━━━ Supplied entries

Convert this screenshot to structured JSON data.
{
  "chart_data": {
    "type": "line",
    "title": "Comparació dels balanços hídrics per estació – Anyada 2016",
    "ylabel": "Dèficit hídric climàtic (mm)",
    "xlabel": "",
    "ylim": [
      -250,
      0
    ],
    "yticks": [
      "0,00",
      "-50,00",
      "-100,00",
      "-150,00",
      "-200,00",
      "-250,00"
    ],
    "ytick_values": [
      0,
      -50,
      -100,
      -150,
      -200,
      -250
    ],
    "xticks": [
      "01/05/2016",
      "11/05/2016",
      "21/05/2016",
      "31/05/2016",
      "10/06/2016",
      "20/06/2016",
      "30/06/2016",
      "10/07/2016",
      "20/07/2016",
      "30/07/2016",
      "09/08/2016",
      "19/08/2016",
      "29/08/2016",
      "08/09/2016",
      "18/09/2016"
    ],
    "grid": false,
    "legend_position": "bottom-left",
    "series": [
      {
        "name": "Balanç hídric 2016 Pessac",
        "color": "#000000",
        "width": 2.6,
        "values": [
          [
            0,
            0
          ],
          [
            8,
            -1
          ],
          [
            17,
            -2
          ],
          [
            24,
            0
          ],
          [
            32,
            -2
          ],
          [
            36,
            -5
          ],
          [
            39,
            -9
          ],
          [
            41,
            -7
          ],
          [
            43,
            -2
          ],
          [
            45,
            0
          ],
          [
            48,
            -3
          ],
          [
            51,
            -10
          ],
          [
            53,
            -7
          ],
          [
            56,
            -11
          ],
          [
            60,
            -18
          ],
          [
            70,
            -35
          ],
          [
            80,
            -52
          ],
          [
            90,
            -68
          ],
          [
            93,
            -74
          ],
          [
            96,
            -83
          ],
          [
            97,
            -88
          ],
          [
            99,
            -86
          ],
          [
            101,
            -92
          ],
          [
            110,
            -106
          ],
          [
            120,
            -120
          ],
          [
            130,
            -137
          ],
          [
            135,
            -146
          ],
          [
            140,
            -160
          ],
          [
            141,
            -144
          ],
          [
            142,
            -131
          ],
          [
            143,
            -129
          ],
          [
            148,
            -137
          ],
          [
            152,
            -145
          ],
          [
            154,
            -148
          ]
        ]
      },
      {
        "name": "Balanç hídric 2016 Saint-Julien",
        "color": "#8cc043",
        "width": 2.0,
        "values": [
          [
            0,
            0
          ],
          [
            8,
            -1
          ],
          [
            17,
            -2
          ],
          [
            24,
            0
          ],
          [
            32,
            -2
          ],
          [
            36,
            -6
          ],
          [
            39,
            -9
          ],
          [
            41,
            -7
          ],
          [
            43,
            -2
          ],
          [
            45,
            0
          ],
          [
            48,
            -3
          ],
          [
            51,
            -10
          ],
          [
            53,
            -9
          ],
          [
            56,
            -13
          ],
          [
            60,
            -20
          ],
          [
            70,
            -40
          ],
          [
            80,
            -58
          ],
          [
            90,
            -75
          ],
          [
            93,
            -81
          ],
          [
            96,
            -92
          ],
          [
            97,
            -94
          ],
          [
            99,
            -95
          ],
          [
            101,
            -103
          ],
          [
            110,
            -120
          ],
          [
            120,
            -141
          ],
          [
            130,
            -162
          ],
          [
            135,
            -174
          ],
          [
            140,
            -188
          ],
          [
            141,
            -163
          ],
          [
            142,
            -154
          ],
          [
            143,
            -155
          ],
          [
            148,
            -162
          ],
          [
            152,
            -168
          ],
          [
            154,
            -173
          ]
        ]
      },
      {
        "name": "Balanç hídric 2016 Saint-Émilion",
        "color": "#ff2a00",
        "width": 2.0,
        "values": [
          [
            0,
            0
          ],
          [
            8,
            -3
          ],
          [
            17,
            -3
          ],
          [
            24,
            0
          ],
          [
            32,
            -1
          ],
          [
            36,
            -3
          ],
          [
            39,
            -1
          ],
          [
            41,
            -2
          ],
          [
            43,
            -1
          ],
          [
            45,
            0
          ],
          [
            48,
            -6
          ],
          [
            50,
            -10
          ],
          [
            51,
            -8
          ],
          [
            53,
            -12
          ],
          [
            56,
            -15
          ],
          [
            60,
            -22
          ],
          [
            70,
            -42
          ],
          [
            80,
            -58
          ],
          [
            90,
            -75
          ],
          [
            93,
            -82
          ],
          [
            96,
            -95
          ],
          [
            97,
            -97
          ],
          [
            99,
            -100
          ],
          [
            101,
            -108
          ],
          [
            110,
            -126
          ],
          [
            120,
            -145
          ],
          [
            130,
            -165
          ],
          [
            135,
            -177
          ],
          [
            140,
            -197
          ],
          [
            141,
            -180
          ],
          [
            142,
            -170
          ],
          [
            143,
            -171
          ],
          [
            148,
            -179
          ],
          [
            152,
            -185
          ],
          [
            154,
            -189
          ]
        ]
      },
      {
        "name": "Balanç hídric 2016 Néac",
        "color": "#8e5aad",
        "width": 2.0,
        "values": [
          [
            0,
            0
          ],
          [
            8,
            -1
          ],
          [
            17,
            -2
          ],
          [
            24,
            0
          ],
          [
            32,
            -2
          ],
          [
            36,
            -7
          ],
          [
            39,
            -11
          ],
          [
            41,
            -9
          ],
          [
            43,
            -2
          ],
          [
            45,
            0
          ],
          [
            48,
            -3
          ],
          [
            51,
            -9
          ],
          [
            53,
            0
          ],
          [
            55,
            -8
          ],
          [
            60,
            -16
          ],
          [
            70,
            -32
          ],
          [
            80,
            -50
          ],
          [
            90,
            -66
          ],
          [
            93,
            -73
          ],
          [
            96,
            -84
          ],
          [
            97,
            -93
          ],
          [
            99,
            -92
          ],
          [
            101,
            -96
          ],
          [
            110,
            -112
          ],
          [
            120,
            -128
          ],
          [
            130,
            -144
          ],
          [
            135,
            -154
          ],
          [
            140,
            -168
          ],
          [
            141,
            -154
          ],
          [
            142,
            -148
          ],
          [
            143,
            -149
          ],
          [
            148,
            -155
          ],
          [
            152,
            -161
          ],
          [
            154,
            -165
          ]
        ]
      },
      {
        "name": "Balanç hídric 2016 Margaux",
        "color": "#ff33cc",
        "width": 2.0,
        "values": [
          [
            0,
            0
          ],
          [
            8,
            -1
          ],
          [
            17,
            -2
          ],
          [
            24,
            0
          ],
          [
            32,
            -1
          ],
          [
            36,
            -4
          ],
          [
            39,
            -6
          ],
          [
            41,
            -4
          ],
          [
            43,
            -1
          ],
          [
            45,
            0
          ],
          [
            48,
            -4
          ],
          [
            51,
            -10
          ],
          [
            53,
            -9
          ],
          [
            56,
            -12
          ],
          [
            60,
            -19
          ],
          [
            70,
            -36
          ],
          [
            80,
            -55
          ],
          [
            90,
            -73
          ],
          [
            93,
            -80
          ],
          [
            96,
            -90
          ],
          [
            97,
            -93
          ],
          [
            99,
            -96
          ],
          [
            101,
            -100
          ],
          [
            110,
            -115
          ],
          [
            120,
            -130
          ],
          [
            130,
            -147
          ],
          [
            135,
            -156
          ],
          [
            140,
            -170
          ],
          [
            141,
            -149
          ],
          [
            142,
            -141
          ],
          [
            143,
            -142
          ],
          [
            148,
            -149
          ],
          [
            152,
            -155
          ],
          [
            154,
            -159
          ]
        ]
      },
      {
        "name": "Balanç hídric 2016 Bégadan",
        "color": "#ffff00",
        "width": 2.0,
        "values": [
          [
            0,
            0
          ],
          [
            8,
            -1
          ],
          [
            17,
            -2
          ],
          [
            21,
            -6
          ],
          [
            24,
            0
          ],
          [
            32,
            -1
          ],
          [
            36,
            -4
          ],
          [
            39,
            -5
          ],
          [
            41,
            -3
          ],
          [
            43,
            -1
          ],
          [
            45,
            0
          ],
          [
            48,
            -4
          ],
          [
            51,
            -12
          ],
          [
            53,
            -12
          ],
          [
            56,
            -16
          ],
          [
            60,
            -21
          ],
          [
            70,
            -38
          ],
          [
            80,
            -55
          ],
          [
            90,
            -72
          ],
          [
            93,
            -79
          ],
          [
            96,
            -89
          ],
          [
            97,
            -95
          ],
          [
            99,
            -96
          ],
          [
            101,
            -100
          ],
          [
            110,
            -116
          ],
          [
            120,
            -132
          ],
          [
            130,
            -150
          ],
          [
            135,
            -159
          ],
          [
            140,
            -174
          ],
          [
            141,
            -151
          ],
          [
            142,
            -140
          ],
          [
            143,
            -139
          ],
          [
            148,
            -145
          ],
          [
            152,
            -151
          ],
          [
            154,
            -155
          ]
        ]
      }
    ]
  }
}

━━━━━━

Job >> Find every line in the records above that contains the word "name", and copy each one.

Result below >>
        "name": "Balanç hídric 2016 Pessac",
        "name": "Balanç hídric 2016 Saint-Julien",
        "name": "Balanç hídric 2016 Saint-Émilion",
        "name": "Balanç hídric 2016 Néac",
        "name": "Balanç hídric 2016 Margaux",
        "name": "Balanç hídric 2016 Bégadan",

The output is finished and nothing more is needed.